[WHAT TO PRODUCE]:
Pick out each row below that contains the string "swatch", and copy those rows.

## BEGIN

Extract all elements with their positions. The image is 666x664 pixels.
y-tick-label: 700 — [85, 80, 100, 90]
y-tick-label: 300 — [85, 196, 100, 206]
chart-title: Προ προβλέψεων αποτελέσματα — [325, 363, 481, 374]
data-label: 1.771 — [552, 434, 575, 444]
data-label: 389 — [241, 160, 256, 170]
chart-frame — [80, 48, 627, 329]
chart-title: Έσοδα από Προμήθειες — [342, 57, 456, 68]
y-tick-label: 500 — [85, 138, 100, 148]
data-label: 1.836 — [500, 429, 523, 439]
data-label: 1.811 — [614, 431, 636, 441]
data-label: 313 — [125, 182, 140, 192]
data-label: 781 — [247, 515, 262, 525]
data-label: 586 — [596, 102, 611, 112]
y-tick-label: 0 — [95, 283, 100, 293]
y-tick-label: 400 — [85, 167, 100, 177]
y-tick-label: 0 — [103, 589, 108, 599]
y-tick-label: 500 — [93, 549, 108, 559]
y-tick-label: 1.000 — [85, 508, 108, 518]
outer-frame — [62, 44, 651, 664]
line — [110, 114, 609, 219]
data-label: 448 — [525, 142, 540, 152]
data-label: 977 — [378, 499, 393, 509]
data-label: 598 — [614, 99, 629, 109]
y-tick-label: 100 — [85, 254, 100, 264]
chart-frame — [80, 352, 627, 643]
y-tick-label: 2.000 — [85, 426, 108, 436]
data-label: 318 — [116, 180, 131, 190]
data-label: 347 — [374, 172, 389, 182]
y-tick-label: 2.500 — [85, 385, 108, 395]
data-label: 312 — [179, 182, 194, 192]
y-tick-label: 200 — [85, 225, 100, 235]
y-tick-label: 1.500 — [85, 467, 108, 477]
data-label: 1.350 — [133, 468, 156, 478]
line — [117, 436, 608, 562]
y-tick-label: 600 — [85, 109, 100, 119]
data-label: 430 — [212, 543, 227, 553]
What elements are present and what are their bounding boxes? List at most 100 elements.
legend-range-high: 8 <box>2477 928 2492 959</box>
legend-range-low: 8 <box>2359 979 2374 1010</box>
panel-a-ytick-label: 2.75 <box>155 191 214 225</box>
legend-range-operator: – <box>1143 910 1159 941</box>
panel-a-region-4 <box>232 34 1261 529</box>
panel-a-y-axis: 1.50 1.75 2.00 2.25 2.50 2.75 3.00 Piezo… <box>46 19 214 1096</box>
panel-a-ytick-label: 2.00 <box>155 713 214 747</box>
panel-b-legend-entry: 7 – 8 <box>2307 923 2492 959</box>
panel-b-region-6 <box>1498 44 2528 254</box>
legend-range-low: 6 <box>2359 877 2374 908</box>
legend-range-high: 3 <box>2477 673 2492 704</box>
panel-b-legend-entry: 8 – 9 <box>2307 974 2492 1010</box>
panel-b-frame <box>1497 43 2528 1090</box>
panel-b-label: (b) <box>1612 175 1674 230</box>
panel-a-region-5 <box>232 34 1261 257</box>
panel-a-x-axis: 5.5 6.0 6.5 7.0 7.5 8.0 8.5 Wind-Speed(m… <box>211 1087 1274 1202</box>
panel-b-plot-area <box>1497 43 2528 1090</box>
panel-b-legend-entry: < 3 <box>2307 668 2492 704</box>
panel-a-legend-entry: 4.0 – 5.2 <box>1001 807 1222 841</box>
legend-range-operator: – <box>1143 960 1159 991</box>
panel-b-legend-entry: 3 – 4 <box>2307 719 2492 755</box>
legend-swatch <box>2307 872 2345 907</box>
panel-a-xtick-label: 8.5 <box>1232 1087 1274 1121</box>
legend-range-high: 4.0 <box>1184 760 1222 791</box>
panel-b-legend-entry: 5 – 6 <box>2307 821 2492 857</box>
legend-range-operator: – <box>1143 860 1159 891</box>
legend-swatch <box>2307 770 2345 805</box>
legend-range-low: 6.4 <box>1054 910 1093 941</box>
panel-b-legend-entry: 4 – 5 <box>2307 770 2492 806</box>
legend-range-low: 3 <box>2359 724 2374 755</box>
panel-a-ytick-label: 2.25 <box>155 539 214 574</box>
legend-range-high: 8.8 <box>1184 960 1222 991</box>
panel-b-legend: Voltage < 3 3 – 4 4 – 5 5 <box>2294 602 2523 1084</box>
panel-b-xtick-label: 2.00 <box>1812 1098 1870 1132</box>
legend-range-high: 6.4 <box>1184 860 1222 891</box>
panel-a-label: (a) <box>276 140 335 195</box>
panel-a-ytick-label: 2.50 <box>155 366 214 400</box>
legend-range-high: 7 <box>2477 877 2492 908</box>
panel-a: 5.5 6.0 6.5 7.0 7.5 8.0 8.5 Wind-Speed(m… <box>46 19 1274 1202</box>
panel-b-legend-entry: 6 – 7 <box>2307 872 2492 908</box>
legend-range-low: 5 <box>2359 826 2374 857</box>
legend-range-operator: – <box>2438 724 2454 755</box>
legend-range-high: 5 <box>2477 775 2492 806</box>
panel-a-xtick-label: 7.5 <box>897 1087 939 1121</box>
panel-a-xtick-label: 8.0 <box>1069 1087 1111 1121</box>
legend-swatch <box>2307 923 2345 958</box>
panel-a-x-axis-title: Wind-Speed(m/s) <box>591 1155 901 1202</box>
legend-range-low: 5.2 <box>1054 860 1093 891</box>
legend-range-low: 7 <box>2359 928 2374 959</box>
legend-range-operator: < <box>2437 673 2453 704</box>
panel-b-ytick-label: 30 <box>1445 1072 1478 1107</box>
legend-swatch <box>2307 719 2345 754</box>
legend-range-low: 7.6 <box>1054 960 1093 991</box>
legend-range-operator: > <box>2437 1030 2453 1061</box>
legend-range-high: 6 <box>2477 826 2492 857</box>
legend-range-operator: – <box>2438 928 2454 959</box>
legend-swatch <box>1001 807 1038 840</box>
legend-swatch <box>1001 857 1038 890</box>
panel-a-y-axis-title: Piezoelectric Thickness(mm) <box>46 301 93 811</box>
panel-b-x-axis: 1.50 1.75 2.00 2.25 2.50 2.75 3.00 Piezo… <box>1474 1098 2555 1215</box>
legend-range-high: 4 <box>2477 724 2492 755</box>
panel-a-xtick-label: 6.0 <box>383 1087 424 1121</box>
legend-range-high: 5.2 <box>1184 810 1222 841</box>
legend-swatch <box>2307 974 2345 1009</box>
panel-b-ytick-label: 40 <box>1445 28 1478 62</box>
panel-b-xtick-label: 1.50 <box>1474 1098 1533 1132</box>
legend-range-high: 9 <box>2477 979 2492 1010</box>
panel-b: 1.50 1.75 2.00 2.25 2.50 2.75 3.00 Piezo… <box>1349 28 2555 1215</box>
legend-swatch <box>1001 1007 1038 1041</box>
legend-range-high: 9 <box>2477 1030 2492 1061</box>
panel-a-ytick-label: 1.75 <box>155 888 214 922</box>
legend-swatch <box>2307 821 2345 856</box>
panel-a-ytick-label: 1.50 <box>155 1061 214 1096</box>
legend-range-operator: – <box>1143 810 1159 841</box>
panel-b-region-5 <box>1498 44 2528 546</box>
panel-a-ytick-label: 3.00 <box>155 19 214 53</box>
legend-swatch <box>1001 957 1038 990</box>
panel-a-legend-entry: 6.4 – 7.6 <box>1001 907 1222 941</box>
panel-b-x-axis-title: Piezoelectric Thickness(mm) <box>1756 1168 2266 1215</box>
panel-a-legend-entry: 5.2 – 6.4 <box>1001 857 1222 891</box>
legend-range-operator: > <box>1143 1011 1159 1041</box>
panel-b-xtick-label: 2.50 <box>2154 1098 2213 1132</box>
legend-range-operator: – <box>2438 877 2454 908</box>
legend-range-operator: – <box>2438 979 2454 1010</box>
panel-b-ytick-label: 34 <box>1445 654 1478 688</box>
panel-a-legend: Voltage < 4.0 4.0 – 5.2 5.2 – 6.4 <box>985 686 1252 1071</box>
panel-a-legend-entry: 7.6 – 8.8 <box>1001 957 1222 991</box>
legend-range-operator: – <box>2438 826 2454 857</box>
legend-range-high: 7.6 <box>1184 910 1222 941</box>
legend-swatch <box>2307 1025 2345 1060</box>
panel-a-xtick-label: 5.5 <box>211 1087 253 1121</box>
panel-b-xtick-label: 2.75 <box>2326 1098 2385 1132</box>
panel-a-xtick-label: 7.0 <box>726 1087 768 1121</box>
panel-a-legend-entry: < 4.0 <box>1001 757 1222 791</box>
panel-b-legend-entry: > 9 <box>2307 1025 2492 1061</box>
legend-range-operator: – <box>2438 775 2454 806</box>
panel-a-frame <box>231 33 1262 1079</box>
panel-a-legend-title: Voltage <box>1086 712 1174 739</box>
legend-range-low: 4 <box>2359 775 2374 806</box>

## END

[ANSWER FOR THE TASK]:
legend-swatch <box>2307 872 2345 907</box>
legend-swatch <box>2307 770 2345 805</box>
legend-swatch <box>2307 923 2345 958</box>
legend-swatch <box>2307 719 2345 754</box>
legend-swatch <box>1001 807 1038 840</box>
legend-swatch <box>1001 857 1038 890</box>
legend-swatch <box>2307 974 2345 1009</box>
legend-swatch <box>1001 1007 1038 1041</box>
legend-swatch <box>2307 821 2345 856</box>
legend-swatch <box>1001 957 1038 990</box>
legend-swatch <box>2307 1025 2345 1060</box>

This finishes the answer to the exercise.